What you are asked to do: Rewrite the records from the line with "button[interactable]: s: [89, 601, 134, 668]" to the line with "staticText: r: [183, 536, 195, 571]", replacing "Home" with "Start" and leaving everything else unchanged. Give only those lines.
------
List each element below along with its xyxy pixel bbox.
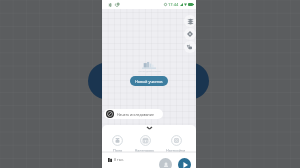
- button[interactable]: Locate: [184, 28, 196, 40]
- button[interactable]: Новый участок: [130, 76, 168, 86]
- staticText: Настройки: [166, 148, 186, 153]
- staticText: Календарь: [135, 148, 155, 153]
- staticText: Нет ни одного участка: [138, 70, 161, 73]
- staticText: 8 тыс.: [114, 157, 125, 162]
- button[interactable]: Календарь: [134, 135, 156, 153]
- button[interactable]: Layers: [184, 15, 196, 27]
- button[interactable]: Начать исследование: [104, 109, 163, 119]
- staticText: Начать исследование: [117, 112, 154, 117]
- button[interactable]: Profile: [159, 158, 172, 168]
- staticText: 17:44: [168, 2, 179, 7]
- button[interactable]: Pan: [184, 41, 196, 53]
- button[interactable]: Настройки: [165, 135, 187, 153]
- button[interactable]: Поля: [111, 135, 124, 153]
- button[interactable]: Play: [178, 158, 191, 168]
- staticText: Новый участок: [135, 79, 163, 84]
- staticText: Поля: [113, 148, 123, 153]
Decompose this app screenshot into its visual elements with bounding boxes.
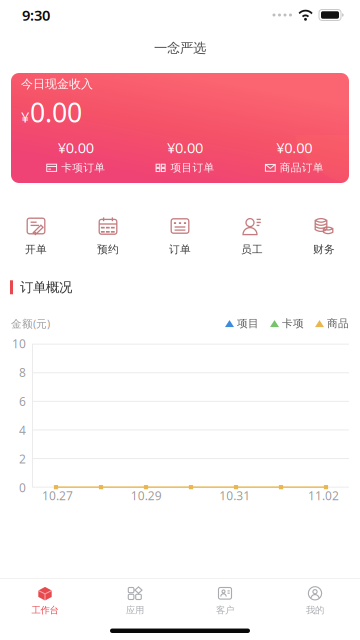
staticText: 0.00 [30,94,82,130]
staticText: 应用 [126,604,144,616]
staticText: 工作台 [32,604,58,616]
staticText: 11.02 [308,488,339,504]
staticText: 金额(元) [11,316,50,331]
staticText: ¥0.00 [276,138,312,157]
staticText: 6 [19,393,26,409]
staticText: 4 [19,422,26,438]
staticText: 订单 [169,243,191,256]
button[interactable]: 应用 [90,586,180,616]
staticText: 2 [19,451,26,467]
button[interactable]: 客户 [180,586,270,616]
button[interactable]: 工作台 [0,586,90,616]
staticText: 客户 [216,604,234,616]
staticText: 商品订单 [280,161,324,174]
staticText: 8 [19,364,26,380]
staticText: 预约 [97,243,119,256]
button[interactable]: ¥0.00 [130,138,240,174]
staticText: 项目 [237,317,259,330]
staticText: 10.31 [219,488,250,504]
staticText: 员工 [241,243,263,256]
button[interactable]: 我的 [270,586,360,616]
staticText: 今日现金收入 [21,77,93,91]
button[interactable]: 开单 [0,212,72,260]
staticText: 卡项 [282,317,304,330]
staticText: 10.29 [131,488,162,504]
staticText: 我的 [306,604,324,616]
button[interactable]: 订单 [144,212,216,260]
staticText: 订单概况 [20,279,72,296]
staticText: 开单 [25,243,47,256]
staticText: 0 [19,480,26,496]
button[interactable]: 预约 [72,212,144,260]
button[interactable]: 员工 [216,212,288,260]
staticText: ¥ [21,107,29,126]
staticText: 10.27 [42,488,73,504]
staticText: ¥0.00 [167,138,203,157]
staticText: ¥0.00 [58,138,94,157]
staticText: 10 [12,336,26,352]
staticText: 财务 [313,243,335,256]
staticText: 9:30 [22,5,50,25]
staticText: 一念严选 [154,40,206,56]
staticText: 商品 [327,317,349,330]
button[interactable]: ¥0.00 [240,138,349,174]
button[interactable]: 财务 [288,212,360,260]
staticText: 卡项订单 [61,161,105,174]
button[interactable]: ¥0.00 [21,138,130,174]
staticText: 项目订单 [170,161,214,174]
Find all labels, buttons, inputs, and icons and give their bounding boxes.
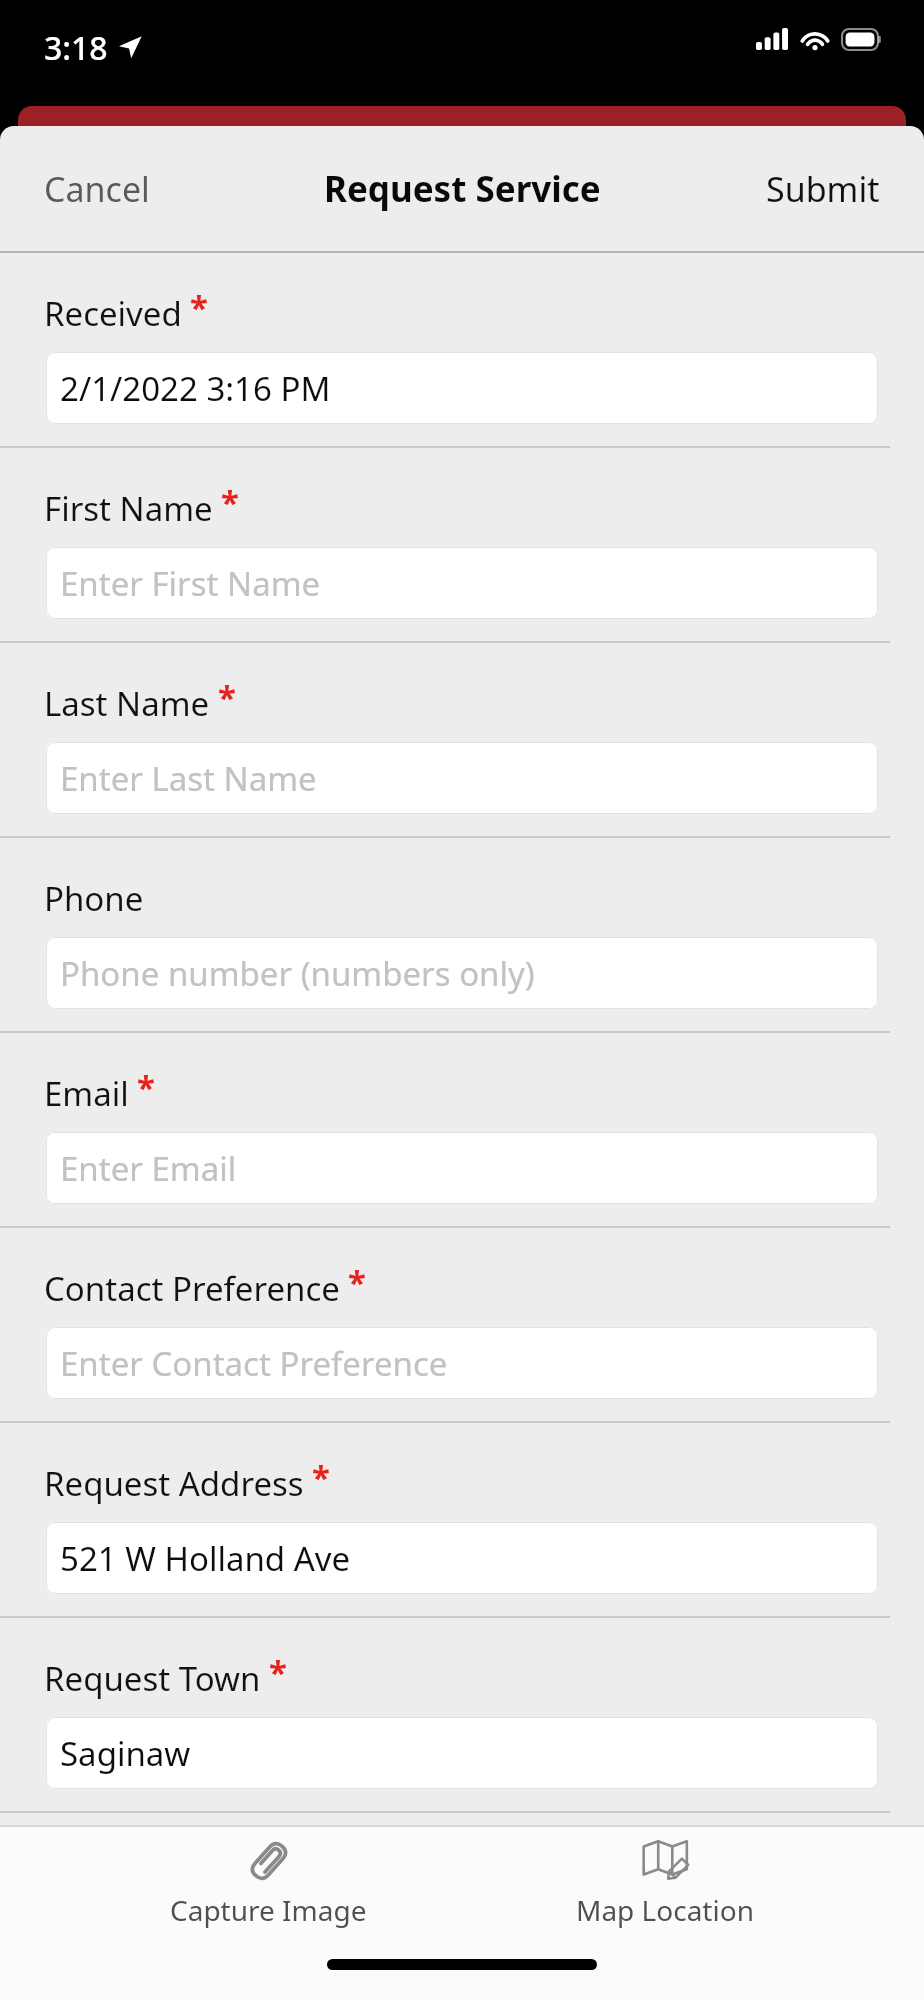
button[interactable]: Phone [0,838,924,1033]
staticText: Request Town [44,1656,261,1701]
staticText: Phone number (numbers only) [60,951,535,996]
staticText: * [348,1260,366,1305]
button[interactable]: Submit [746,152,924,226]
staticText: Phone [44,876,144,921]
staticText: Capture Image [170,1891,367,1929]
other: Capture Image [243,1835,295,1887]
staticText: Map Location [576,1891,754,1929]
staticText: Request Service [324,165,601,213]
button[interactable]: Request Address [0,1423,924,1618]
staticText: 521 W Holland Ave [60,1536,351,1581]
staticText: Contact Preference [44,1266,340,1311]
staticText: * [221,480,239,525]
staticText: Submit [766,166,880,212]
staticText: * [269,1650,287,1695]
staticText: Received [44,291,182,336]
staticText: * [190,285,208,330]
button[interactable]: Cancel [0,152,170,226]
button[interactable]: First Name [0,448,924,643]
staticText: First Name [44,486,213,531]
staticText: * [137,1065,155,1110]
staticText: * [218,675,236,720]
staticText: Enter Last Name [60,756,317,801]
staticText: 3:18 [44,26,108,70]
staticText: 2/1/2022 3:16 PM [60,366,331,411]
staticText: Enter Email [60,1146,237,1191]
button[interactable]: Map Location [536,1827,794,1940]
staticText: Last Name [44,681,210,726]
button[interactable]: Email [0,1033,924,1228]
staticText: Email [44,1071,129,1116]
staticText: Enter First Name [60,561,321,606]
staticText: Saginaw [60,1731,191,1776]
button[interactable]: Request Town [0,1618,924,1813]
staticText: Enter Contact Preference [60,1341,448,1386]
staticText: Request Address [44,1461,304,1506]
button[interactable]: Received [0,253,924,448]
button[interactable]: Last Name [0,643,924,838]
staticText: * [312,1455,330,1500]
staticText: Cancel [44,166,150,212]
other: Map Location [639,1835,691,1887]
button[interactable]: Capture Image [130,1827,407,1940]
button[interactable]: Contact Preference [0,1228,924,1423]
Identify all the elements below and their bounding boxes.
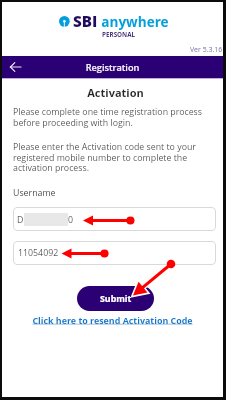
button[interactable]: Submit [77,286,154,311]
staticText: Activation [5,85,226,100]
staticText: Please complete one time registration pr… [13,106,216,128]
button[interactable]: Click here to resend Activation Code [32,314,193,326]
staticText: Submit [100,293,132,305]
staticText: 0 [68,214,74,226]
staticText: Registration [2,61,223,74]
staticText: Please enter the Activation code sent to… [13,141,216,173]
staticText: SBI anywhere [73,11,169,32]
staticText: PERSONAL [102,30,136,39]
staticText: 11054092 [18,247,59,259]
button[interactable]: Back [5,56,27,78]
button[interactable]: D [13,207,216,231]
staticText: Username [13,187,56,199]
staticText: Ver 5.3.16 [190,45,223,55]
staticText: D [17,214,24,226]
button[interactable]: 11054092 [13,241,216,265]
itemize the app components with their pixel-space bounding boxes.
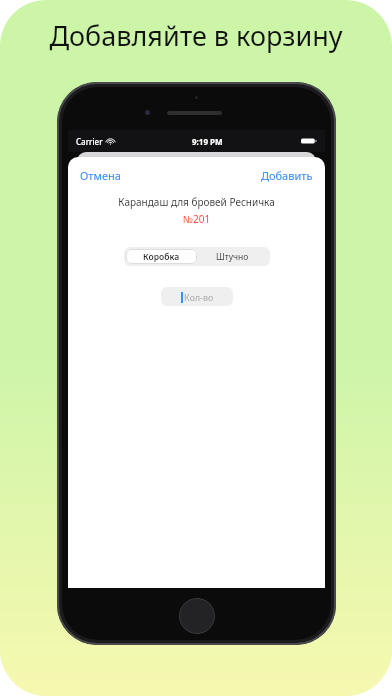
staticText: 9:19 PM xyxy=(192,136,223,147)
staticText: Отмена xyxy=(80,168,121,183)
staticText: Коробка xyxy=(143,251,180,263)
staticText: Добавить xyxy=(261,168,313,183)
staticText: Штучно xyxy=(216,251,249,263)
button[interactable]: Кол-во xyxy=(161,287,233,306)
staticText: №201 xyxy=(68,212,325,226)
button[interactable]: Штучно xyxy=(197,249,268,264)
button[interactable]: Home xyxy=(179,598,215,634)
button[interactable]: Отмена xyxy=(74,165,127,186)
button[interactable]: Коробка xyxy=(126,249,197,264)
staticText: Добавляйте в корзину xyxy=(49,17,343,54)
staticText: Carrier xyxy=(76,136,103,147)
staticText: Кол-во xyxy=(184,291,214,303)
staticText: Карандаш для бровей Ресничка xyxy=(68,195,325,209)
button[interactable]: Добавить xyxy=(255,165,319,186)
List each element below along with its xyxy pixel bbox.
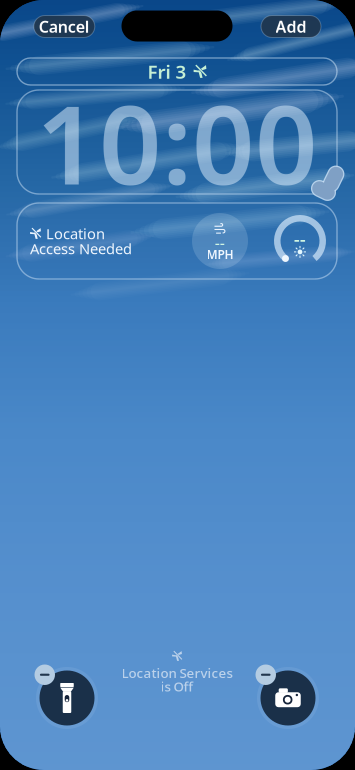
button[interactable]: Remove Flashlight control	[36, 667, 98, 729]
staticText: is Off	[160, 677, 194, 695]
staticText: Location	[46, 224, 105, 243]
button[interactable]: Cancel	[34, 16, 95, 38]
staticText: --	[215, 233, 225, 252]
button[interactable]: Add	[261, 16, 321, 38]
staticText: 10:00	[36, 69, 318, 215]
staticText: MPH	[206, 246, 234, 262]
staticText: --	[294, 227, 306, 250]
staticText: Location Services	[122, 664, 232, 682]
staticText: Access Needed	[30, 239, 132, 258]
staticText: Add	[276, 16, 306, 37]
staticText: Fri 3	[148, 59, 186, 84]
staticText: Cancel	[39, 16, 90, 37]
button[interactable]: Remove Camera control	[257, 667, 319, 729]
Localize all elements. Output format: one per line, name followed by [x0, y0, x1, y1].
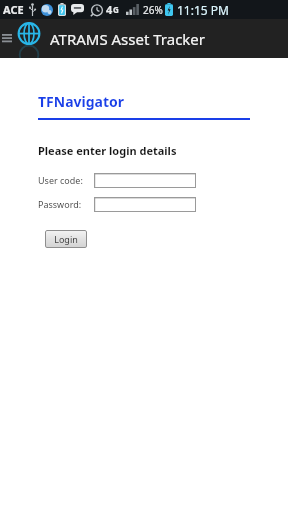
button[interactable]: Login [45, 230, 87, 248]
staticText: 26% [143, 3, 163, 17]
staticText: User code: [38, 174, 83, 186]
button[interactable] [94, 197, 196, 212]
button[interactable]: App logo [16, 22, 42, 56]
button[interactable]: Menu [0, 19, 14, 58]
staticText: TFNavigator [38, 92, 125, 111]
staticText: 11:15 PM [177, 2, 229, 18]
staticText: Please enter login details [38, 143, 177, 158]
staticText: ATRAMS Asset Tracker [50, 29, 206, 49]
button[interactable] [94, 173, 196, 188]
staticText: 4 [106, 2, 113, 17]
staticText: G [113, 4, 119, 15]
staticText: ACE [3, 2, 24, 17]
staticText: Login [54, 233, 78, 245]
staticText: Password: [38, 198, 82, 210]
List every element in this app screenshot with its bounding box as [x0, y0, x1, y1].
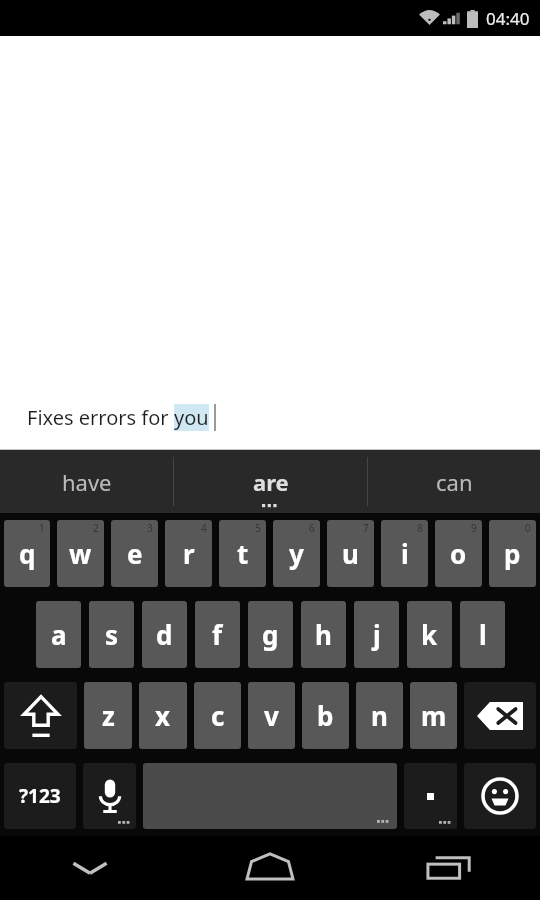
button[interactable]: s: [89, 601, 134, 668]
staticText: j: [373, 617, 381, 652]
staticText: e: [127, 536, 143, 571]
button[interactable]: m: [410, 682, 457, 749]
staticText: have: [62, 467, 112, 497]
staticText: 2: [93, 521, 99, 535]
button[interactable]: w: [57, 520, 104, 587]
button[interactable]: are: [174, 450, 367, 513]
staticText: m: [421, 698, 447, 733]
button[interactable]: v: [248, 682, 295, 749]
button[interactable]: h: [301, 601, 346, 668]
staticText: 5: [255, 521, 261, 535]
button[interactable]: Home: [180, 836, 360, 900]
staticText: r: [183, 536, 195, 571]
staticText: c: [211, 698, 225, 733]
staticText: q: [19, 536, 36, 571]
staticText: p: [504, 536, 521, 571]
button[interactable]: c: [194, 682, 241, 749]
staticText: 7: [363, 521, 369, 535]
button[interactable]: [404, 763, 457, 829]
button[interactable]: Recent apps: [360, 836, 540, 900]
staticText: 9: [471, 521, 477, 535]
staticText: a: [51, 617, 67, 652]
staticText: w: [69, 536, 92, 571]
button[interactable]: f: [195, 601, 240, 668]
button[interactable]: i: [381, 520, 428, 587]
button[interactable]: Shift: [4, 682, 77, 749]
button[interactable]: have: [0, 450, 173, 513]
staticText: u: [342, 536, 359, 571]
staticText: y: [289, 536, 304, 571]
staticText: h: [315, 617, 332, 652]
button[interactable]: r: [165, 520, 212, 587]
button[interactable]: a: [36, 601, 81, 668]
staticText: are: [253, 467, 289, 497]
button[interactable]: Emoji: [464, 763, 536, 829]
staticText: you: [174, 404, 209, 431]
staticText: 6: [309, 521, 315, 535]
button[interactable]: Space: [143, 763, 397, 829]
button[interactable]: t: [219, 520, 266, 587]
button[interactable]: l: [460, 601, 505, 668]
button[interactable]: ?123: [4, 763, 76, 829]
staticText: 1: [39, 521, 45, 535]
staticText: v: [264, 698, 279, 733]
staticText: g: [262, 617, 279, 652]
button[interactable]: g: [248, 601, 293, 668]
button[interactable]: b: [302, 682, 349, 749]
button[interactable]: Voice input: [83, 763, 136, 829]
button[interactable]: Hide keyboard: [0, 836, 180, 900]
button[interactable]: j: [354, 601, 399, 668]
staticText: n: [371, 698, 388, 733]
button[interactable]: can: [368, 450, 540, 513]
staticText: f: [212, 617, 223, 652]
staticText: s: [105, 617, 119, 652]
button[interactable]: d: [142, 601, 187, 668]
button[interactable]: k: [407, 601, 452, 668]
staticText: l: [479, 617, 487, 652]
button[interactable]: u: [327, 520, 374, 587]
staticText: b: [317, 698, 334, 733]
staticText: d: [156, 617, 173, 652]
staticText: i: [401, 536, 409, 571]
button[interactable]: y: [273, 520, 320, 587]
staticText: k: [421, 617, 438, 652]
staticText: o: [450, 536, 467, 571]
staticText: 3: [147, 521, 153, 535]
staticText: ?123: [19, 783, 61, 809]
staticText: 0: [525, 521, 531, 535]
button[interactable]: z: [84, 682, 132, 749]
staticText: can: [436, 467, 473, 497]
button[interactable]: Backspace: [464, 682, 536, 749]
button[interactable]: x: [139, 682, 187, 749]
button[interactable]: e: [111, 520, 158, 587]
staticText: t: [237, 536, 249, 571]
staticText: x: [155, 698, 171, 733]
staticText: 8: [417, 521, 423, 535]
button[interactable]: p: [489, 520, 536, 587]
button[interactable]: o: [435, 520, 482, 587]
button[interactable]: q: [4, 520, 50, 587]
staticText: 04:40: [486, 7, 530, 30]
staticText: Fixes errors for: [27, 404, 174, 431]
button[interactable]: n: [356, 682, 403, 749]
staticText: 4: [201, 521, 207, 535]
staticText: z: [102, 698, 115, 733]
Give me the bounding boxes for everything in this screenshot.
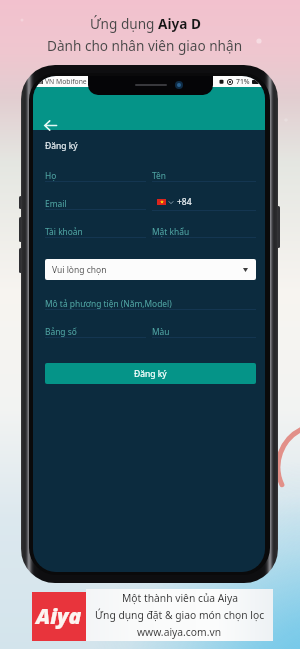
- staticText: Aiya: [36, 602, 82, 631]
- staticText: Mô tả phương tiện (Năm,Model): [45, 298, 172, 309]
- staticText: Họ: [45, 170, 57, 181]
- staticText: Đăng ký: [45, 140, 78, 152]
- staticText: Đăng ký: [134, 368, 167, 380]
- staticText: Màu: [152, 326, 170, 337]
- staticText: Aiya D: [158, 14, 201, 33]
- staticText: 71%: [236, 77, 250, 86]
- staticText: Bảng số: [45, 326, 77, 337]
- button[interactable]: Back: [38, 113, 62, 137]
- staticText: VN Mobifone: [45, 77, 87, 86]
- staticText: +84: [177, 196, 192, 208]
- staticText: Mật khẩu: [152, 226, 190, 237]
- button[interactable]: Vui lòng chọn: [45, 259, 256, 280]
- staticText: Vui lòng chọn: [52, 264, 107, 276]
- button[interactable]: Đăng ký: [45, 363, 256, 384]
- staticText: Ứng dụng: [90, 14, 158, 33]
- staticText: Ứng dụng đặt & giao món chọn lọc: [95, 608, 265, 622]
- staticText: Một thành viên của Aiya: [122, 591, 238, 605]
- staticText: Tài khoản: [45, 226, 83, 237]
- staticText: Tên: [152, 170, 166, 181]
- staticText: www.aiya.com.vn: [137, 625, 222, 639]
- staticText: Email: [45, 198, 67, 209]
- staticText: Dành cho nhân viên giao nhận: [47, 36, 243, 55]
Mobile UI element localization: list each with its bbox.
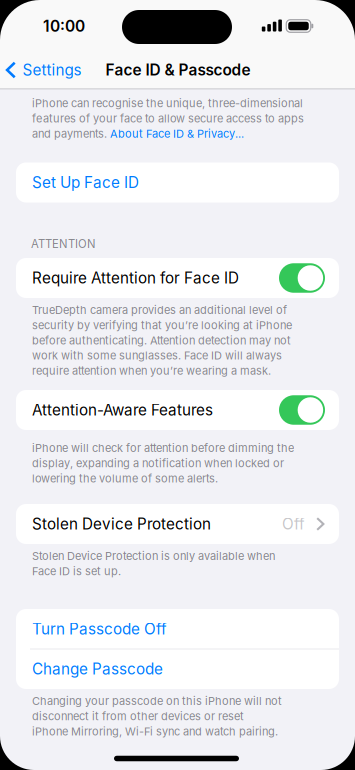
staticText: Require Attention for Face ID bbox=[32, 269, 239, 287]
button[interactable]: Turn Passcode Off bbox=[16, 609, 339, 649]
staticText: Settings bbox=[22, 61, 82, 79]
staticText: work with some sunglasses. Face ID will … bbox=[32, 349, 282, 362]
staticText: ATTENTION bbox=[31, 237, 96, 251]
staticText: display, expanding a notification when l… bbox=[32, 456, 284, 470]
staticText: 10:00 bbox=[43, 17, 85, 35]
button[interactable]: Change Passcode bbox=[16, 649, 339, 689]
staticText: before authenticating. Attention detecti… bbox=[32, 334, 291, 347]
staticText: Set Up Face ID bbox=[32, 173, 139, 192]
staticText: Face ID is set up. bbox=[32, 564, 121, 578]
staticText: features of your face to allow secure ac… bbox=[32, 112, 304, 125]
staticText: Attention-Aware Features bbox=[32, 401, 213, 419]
------
Finished exercise:
button[interactable]: s: [89, 601, 134, 668]
staticText: j: [373, 617, 381, 652]
staticText: e: [127, 536, 143, 571]
button[interactable]: m: [410, 682, 457, 749]
staticText: have: [62, 467, 112, 497]
staticText: 2: [93, 521, 99, 535]
button[interactable]: w: [57, 520, 104, 587]
button[interactable]: are: [174, 450, 367, 513]
staticText: m: [421, 698, 447, 733]
button[interactable]: v: [248, 682, 295, 749]
button[interactable]: h: [301, 601, 346, 668]
staticText: 5: [255, 521, 261, 535]
button[interactable]: Start: [180, 836, 360, 900]
staticText: r: [183, 536, 195, 571]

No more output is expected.